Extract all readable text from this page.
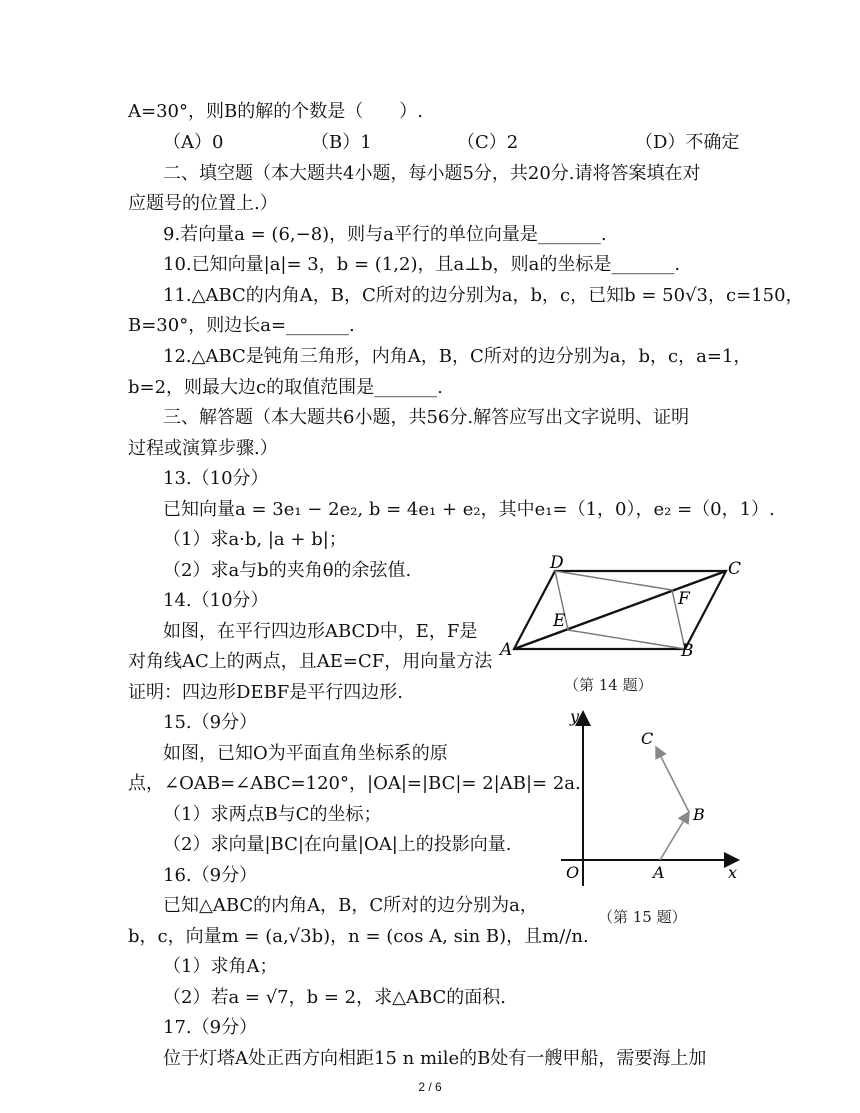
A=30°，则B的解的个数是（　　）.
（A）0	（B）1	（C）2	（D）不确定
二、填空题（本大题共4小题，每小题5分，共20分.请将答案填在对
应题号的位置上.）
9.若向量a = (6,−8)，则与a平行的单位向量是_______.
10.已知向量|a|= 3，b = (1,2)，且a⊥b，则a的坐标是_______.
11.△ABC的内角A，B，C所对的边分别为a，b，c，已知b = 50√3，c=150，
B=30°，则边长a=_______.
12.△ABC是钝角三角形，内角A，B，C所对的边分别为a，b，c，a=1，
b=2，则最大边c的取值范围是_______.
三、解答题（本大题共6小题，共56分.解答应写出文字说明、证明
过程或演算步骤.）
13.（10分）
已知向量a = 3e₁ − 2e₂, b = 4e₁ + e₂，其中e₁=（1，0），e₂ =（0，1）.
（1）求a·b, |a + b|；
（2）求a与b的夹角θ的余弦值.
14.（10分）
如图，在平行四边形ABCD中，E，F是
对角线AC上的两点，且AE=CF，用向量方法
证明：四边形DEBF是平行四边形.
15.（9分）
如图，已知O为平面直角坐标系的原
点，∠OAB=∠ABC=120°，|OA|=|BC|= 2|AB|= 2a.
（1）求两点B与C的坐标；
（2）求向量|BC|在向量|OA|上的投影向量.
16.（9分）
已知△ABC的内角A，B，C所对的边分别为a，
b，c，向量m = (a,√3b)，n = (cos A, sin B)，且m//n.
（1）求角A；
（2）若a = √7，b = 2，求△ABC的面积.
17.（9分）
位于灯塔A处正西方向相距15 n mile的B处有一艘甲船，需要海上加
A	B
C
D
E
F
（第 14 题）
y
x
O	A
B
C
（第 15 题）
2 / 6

══════════

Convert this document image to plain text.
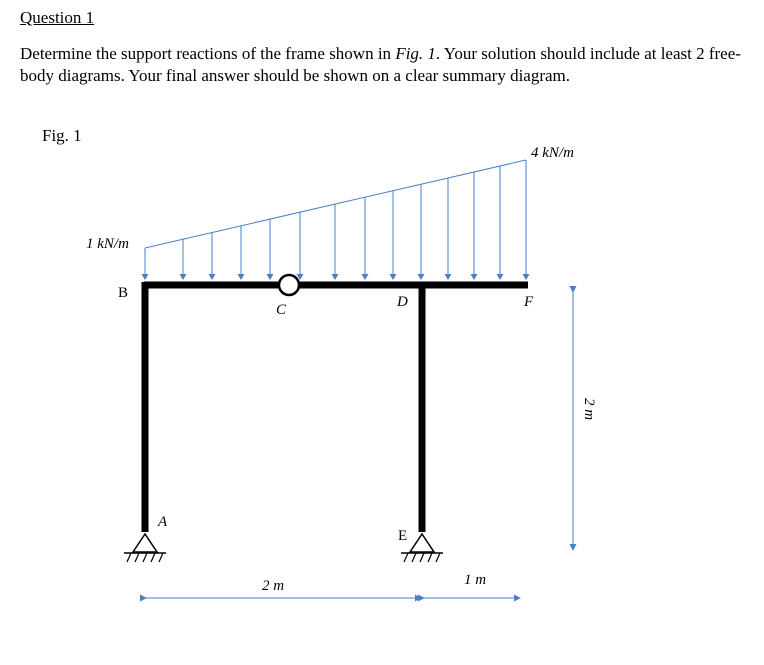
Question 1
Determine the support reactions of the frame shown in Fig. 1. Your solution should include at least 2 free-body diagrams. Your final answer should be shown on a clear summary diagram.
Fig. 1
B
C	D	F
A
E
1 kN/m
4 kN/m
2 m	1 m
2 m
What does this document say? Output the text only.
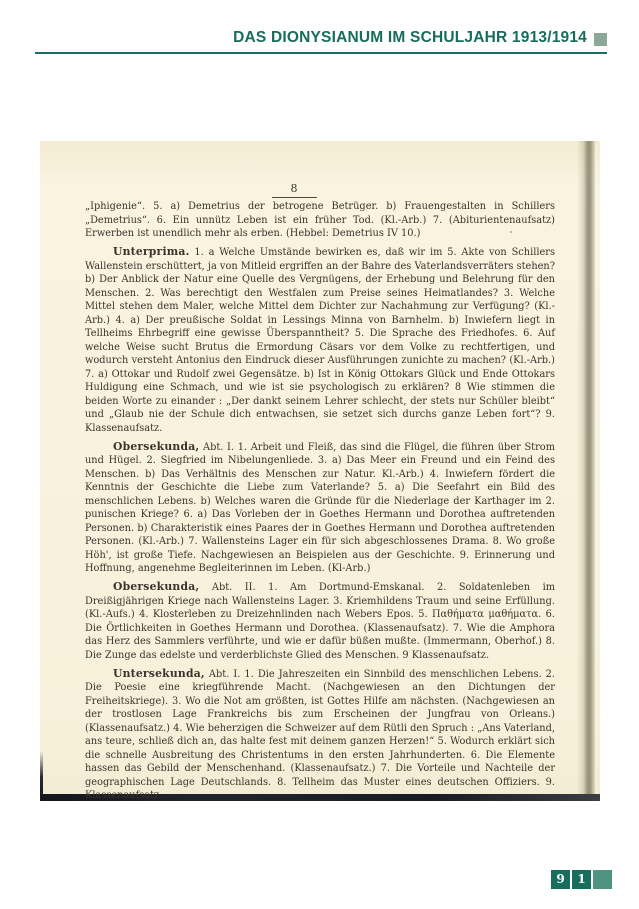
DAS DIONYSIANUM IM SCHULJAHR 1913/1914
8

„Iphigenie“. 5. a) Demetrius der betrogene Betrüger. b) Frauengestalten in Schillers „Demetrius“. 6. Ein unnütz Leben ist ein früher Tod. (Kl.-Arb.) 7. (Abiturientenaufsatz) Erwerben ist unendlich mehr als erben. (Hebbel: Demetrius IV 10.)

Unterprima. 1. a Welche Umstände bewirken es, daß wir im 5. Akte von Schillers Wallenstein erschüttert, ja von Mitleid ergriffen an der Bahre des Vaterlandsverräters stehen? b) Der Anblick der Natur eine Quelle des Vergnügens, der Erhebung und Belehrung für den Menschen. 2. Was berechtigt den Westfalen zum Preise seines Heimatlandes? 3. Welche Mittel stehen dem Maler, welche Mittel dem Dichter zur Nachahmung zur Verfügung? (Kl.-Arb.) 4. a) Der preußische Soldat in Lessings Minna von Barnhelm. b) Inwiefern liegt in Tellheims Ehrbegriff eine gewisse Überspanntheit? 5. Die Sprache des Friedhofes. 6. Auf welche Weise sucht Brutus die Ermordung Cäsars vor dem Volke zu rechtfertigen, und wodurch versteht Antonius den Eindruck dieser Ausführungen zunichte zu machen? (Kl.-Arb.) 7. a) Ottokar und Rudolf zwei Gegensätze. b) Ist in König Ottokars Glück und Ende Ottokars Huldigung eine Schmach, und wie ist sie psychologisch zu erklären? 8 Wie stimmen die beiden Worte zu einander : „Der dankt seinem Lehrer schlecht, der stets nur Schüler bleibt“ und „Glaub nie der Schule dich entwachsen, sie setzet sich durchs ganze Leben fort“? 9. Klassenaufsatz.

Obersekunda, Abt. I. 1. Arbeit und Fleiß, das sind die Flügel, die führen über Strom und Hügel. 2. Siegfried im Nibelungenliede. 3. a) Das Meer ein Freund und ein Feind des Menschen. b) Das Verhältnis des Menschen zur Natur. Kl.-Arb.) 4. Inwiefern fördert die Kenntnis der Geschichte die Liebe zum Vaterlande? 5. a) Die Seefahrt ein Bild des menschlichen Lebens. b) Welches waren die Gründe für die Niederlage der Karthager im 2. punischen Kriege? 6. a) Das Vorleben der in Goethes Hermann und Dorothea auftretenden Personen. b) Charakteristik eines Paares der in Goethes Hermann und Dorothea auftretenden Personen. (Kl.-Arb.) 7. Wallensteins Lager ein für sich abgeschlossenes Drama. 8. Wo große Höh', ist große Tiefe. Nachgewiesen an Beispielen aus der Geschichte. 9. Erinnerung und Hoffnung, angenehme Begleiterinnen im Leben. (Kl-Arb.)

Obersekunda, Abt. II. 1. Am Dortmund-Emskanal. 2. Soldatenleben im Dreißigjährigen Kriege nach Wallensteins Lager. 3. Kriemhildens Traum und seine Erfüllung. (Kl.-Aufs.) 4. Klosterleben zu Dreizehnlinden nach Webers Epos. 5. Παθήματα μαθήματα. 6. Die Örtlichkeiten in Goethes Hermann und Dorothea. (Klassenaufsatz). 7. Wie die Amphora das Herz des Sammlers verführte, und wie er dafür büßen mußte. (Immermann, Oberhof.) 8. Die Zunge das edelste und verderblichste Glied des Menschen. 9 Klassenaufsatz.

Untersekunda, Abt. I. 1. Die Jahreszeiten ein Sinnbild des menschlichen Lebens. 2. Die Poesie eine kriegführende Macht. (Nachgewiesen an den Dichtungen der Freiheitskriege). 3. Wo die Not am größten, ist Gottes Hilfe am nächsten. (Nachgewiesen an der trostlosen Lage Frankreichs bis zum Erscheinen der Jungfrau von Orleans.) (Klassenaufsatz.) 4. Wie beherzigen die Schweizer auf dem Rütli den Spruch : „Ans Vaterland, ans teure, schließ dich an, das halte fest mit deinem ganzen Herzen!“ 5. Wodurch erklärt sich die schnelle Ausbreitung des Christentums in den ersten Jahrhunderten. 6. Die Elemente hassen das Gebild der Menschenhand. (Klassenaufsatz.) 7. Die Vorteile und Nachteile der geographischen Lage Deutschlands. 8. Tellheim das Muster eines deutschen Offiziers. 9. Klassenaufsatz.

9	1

══════════

EXERCISE TASK:
Select every line of the material above holding the word "ABC的内角A" and copy it.

EXERCISE OUTPUT:
11.△ABC的内角A，B，C所对的边分别为a，b，c，已知b = 50√3，c=150，
已知△ABC的内角A，B，C所对的边分别为a，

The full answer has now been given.